§ WHAT IS NEEDED:
Reproduce the listing word for word. Skip any image.

§ MATERIAL SUPPLIED:
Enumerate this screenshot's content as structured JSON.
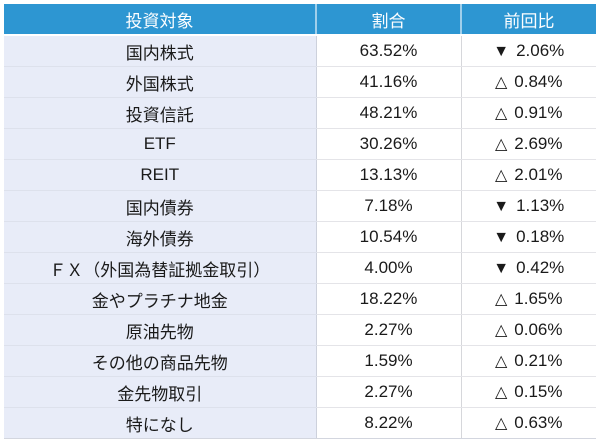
{
  "table": {
    "headers": [
      {
        "id": "target",
        "label": "投資対象"
      },
      {
        "id": "ratio",
        "label": "割合"
      },
      {
        "id": "change",
        "label": "前回比"
      }
    ],
    "rows": [
      {
        "name": "国内株式",
        "ratio": "63.52%",
        "change_symbol": "▼",
        "change_value": "2.06%",
        "direction": "down"
      },
      {
        "name": "外国株式",
        "ratio": "41.16%",
        "change_symbol": "△",
        "change_value": "0.84%",
        "direction": "up"
      },
      {
        "name": "投資信託",
        "ratio": "48.21%",
        "change_symbol": "△",
        "change_value": "0.91%",
        "direction": "up"
      },
      {
        "name": "ETF",
        "ratio": "30.26%",
        "change_symbol": "△",
        "change_value": "2.69%",
        "direction": "up"
      },
      {
        "name": "REIT",
        "ratio": "13.13%",
        "change_symbol": "△",
        "change_value": "2.01%",
        "direction": "up"
      },
      {
        "name": "国内債券",
        "ratio": "7.18%",
        "change_symbol": "▼",
        "change_value": "1.13%",
        "direction": "down"
      },
      {
        "name": "海外債券",
        "ratio": "10.54%",
        "change_symbol": "▼",
        "change_value": "0.18%",
        "direction": "down"
      },
      {
        "name": "ＦＸ（外国為替証拠金取引）",
        "ratio": "4.00%",
        "change_symbol": "▼",
        "change_value": "0.42%",
        "direction": "down"
      },
      {
        "name": "金やプラチナ地金",
        "ratio": "18.22%",
        "change_symbol": "△",
        "change_value": "1.65%",
        "direction": "up"
      },
      {
        "name": "原油先物",
        "ratio": "2.27%",
        "change_symbol": "△",
        "change_value": "0.06%",
        "direction": "up"
      },
      {
        "name": "その他の商品先物",
        "ratio": "1.59%",
        "change_symbol": "△",
        "change_value": "0.21%",
        "direction": "up"
      },
      {
        "name": "金先物取引",
        "ratio": "2.27%",
        "change_symbol": "△",
        "change_value": "0.15%",
        "direction": "up"
      },
      {
        "name": "特になし",
        "ratio": "8.22%",
        "change_symbol": "△",
        "change_value": "0.63%",
        "direction": "up"
      }
    ],
    "colors": {
      "header_bg": "#2D96D2",
      "header_text": "#FDFEFF",
      "name_cell_bg": "#E8ECF8",
      "value_cell_bg": "#FFFFFF",
      "body_text": "#1A1A1A"
    }
  },
  "chart_data": {
    "type": "table",
    "title": "",
    "columns": [
      "投資対象",
      "割合",
      "前回比"
    ],
    "rows": [
      [
        "国内株式",
        63.52,
        -2.06
      ],
      [
        "外国株式",
        41.16,
        0.84
      ],
      [
        "投資信託",
        48.21,
        0.91
      ],
      [
        "ETF",
        30.26,
        2.69
      ],
      [
        "REIT",
        13.13,
        2.01
      ],
      [
        "国内債券",
        7.18,
        -1.13
      ],
      [
        "海外債券",
        10.54,
        -0.18
      ],
      [
        "ＦＸ（外国為替証拠金取引）",
        4.0,
        -0.42
      ],
      [
        "金やプラチナ地金",
        18.22,
        1.65
      ],
      [
        "原油先物",
        2.27,
        0.06
      ],
      [
        "その他の商品先物",
        1.59,
        0.21
      ],
      [
        "金先物取引",
        2.27,
        0.15
      ],
      [
        "特になし",
        8.22,
        0.63
      ]
    ]
  }
}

§ CORRECT RESPONSE:
Enumerate this screenshot's content as structured JSON.
{
  "table": {
    "headers": [
      {
        "id": "target",
        "label": "投資対象"
      },
      {
        "id": "ratio",
        "label": "割合"
      },
      {
        "id": "change",
        "label": "前回比"
      }
    ],
    "rows": [
      {
        "name": "国内株式",
        "ratio": "63.52%",
        "change_symbol": "▼",
        "change_value": "2.06%",
        "direction": "down"
      },
      {
        "name": "外国株式",
        "ratio": "41.16%",
        "change_symbol": "△",
        "change_value": "0.84%",
        "direction": "up"
      },
      {
        "name": "投資信託",
        "ratio": "48.21%",
        "change_symbol": "△",
        "change_value": "0.91%",
        "direction": "up"
      },
      {
        "name": "ETF",
        "ratio": "30.26%",
        "change_symbol": "△",
        "change_value": "2.69%",
        "direction": "up"
      },
      {
        "name": "REIT",
        "ratio": "13.13%",
        "change_symbol": "△",
        "change_value": "2.01%",
        "direction": "up"
      },
      {
        "name": "国内債券",
        "ratio": "7.18%",
        "change_symbol": "▼",
        "change_value": "1.13%",
        "direction": "down"
      },
      {
        "name": "海外債券",
        "ratio": "10.54%",
        "change_symbol": "▼",
        "change_value": "0.18%",
        "direction": "down"
      },
      {
        "name": "ＦＸ（外国為替証拠金取引）",
        "ratio": "4.00%",
        "change_symbol": "▼",
        "change_value": "0.42%",
        "direction": "down"
      },
      {
        "name": "金やプラチナ地金",
        "ratio": "18.22%",
        "change_symbol": "△",
        "change_value": "1.65%",
        "direction": "up"
      },
      {
        "name": "原油先物",
        "ratio": "2.27%",
        "change_symbol": "△",
        "change_value": "0.06%",
        "direction": "up"
      },
      {
        "name": "その他の商品先物",
        "ratio": "1.59%",
        "change_symbol": "△",
        "change_value": "0.21%",
        "direction": "up"
      },
      {
        "name": "金先物取引",
        "ratio": "2.27%",
        "change_symbol": "△",
        "change_value": "0.15%",
        "direction": "up"
      },
      {
        "name": "特になし",
        "ratio": "8.22%",
        "change_symbol": "△",
        "change_value": "0.63%",
        "direction": "up"
      }
    ],
    "colors": {
      "header_bg": "#2D96D2",
      "header_text": "#FDFEFF",
      "name_cell_bg": "#E8ECF8",
      "value_cell_bg": "#FFFFFF",
      "body_text": "#1A1A1A"
    }
  },
  "chart_data": {
    "type": "table",
    "title": "",
    "columns": [
      "投資対象",
      "割合",
      "前回比"
    ],
    "rows": [
      [
        "国内株式",
        63.52,
        -2.06
      ],
      [
        "外国株式",
        41.16,
        0.84
      ],
      [
        "投資信託",
        48.21,
        0.91
      ],
      [
        "ETF",
        30.26,
        2.69
      ],
      [
        "REIT",
        13.13,
        2.01
      ],
      [
        "国内債券",
        7.18,
        -1.13
      ],
      [
        "海外債券",
        10.54,
        -0.18
      ],
      [
        "ＦＸ（外国為替証拠金取引）",
        4.0,
        -0.42
      ],
      [
        "金やプラチナ地金",
        18.22,
        1.65
      ],
      [
        "原油先物",
        2.27,
        0.06
      ],
      [
        "その他の商品先物",
        1.59,
        0.21
      ],
      [
        "金先物取引",
        2.27,
        0.15
      ],
      [
        "特になし",
        8.22,
        0.63
      ]
    ]
  }
}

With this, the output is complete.